## GOAL:
Your answer should be a single number: the count of lines that include the word "values".

## DATA LISTING:
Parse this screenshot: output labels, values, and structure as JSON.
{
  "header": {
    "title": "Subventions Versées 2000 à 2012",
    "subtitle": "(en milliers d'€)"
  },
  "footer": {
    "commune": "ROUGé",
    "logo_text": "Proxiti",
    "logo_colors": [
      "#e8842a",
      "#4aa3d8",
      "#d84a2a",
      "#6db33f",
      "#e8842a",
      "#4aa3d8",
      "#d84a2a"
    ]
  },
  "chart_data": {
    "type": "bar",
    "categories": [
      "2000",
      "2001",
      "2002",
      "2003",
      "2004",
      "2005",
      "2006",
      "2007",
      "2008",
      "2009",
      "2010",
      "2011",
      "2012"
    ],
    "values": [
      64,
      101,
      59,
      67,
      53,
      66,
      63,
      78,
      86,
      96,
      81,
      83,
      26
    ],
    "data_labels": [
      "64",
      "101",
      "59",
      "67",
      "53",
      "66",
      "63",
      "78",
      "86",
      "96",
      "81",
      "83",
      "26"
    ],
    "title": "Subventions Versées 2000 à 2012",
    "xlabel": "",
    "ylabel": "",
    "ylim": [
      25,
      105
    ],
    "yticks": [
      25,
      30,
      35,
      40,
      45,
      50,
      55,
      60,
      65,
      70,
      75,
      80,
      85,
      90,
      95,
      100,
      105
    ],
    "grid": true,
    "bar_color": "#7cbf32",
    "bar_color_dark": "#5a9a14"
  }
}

## SOLUTION TO THE EXERCISE:
2